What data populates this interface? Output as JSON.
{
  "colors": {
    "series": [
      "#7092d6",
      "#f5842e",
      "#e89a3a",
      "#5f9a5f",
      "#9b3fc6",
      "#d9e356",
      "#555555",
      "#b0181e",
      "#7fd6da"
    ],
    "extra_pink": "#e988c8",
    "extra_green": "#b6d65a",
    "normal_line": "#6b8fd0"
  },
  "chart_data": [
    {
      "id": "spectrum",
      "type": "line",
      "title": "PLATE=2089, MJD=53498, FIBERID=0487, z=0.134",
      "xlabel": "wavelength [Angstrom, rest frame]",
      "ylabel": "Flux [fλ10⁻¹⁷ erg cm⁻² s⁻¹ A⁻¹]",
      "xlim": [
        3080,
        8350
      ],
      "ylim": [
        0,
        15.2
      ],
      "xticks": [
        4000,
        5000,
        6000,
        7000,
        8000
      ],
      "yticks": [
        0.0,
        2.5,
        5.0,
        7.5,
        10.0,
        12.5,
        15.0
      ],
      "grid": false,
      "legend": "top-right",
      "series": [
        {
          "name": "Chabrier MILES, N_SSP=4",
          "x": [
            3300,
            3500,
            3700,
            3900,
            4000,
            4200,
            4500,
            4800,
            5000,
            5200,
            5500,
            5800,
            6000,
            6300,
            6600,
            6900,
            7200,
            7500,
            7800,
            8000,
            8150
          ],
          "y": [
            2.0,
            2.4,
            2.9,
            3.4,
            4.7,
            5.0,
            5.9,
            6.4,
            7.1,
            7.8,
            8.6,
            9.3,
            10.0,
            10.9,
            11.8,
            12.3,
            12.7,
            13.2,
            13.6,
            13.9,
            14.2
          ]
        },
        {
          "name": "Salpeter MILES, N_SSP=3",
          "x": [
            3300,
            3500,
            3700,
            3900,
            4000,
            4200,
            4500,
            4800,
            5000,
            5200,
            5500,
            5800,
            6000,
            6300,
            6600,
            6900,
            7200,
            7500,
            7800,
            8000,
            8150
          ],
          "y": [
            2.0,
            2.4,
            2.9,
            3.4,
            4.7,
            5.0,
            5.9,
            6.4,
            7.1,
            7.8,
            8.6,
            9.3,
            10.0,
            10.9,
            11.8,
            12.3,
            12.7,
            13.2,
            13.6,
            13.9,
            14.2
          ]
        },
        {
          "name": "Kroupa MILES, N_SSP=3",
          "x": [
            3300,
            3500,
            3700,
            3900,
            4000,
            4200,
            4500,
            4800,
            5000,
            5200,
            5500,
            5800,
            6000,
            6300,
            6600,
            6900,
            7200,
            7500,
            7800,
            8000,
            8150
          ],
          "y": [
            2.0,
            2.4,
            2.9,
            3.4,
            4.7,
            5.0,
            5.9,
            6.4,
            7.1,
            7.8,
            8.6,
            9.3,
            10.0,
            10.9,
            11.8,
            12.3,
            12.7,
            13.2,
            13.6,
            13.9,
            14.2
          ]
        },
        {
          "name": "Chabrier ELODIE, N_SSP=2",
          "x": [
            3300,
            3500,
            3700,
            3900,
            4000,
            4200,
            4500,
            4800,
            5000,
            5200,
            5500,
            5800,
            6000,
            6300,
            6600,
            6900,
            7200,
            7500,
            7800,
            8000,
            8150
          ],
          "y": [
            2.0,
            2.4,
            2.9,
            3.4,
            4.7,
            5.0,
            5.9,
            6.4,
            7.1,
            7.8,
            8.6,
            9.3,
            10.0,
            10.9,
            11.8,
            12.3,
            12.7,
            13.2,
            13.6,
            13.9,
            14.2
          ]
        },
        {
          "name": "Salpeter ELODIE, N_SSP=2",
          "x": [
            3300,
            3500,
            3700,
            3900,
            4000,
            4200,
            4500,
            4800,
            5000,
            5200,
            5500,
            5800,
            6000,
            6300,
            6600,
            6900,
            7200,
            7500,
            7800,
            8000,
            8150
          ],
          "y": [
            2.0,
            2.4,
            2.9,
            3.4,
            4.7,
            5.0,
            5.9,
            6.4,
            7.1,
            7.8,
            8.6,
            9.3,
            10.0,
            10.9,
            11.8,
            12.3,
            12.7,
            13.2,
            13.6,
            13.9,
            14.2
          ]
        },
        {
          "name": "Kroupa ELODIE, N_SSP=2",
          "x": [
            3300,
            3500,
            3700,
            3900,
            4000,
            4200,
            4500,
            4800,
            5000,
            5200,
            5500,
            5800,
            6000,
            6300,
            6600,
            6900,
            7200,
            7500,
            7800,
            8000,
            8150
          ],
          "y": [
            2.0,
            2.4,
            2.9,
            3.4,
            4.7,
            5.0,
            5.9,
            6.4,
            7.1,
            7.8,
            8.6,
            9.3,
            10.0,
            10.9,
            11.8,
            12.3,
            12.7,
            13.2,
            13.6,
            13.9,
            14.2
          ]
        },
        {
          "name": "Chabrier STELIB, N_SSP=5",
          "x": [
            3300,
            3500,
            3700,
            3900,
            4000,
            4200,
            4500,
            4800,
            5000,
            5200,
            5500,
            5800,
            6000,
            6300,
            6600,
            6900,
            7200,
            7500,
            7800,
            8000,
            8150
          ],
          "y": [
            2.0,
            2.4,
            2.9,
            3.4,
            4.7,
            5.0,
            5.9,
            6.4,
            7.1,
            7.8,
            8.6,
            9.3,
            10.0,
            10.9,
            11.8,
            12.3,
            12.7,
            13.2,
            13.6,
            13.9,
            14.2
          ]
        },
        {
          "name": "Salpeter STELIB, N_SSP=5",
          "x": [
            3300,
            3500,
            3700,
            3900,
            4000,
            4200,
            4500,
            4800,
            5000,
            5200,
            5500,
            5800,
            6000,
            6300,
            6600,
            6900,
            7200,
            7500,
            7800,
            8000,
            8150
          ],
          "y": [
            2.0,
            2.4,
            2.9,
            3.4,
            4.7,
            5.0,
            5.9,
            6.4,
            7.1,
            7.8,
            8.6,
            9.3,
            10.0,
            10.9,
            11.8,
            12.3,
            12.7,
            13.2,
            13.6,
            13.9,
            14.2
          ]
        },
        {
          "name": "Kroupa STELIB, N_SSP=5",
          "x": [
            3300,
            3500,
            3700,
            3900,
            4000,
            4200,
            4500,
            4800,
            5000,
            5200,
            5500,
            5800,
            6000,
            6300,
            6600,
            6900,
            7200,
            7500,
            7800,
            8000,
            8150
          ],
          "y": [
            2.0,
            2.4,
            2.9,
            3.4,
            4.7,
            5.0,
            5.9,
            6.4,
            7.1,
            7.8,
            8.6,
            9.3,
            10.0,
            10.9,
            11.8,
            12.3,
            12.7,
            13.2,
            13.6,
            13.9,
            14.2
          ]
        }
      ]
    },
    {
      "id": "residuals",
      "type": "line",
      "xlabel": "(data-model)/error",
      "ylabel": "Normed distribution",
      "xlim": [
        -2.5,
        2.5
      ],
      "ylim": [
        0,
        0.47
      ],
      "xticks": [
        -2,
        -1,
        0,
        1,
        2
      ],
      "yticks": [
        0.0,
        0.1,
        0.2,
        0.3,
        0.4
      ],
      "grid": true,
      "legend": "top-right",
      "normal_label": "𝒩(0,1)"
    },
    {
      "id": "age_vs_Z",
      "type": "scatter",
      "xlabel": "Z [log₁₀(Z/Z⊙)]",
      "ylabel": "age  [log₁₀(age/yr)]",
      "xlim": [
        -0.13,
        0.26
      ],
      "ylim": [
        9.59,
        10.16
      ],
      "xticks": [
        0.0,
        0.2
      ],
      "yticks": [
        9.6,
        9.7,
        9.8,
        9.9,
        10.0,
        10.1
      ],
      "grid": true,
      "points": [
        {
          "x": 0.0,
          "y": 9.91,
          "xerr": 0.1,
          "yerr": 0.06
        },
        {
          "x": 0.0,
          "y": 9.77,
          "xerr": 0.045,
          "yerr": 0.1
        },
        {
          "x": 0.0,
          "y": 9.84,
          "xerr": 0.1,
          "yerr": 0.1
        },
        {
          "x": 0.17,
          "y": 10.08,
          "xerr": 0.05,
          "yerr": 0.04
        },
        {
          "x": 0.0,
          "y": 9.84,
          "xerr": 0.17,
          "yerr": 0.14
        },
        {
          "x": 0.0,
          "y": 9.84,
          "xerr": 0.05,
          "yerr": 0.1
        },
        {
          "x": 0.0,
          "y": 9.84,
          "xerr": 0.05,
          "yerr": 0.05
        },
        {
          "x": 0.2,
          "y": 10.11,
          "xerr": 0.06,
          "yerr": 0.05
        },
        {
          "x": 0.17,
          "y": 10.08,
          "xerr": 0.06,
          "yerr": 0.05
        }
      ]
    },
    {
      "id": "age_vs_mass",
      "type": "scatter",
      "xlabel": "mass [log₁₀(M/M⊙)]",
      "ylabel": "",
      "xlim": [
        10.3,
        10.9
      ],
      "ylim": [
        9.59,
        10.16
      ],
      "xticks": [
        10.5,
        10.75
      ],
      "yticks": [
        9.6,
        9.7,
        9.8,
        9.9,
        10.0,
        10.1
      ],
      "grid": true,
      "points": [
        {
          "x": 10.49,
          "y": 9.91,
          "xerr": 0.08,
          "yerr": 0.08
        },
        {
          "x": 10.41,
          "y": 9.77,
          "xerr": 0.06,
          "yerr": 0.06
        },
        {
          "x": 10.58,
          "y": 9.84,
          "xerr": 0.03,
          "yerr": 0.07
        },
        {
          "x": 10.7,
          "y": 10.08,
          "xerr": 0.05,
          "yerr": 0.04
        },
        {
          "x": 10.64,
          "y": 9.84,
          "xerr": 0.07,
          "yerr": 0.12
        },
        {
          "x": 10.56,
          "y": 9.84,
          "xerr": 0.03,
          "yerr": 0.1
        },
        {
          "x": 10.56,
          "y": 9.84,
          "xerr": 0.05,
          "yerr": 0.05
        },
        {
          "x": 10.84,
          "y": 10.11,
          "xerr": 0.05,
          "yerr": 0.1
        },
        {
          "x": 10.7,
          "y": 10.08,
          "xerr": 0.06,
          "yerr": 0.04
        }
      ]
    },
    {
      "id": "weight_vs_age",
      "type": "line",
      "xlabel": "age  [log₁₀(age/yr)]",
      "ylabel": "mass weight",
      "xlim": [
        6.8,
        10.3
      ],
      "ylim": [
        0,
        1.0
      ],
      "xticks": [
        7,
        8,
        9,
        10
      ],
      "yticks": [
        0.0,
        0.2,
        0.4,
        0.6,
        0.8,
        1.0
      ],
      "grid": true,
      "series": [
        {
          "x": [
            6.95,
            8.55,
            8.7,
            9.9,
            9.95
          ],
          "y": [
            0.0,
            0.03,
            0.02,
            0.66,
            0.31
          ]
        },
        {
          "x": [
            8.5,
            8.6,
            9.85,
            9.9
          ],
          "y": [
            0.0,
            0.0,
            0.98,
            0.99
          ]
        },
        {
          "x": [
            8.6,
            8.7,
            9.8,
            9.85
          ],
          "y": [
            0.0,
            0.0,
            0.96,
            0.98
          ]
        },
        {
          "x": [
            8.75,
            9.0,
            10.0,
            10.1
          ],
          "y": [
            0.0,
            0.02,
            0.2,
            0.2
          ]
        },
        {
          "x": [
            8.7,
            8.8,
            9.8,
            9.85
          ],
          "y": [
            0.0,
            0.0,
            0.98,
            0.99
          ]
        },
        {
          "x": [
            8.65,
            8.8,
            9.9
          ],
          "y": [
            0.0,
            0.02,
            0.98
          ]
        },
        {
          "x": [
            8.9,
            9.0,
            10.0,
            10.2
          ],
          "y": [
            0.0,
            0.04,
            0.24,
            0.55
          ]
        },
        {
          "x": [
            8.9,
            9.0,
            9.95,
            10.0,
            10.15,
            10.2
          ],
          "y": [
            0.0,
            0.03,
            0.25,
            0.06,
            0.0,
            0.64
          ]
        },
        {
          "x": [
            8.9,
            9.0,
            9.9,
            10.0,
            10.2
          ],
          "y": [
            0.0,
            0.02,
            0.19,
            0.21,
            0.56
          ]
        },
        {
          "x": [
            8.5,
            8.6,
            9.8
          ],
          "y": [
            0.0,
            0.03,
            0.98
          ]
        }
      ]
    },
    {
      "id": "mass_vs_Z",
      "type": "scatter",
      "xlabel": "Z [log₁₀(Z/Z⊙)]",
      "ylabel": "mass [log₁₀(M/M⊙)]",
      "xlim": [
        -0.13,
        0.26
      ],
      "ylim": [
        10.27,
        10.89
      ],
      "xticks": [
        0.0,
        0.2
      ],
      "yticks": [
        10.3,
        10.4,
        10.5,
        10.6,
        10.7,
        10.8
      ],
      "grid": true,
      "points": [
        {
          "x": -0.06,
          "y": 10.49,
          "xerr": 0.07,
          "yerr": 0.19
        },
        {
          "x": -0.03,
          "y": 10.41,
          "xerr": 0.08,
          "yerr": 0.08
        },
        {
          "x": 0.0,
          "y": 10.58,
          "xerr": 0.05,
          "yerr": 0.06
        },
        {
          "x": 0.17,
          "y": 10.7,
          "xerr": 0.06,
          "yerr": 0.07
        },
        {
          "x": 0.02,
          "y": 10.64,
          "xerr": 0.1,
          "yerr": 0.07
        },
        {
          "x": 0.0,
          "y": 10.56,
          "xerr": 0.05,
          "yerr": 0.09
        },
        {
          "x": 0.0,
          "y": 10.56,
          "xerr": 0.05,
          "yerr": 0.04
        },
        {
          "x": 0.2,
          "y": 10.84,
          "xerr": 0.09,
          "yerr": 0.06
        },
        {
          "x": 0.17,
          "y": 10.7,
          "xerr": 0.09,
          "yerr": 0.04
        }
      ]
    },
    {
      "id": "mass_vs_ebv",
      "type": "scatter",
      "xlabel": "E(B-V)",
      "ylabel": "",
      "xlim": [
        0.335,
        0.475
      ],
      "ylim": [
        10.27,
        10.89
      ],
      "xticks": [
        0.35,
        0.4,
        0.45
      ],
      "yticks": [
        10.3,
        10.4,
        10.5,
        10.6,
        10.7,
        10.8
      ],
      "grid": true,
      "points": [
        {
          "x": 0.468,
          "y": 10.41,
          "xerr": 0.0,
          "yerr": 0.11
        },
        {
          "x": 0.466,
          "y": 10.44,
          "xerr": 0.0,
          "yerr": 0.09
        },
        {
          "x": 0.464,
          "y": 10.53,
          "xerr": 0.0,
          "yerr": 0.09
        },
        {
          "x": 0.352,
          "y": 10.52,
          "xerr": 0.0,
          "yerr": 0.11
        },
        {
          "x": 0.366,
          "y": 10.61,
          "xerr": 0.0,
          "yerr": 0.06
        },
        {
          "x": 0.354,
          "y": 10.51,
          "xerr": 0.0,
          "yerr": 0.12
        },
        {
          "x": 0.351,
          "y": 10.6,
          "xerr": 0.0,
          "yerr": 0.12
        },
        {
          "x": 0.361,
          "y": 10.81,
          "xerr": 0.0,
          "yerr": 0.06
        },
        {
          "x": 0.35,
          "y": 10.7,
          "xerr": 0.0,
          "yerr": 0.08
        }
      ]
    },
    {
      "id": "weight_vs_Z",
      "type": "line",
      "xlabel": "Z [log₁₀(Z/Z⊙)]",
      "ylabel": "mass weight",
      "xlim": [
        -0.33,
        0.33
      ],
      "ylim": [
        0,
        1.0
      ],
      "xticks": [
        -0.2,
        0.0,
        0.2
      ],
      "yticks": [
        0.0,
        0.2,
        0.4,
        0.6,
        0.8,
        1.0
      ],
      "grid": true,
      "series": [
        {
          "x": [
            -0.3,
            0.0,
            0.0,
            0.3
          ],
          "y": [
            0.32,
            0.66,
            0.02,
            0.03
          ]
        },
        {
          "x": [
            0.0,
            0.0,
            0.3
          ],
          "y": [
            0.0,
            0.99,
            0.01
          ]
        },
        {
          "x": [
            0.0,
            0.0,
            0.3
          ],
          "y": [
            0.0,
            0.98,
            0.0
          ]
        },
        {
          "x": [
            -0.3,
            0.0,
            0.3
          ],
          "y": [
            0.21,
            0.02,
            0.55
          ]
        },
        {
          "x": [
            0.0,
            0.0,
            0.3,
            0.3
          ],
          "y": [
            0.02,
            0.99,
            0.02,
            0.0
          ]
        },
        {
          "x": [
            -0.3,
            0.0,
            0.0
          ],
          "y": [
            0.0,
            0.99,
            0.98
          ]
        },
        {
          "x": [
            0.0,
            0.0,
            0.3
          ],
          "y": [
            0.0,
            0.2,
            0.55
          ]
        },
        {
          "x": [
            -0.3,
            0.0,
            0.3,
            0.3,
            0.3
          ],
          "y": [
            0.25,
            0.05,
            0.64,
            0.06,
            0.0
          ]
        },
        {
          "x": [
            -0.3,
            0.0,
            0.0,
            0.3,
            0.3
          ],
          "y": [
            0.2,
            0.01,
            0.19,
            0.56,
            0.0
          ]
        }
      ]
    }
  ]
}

→ Requirements: Look through the data above. Find each line with the string "ylabel" and copy it.

→ Complete output:
      "ylabel": "Flux [fλ10⁻¹⁷ erg cm⁻² s⁻¹ A⁻¹]",
      "ylabel": "Normed distribution",
      "ylabel": "age  [log₁₀(age/yr)]",
      "ylabel": "",
      "ylabel": "mass weight",
      "ylabel": "mass [log₁₀(M/M⊙)]",
      "ylabel": "",
      "ylabel": "mass weight",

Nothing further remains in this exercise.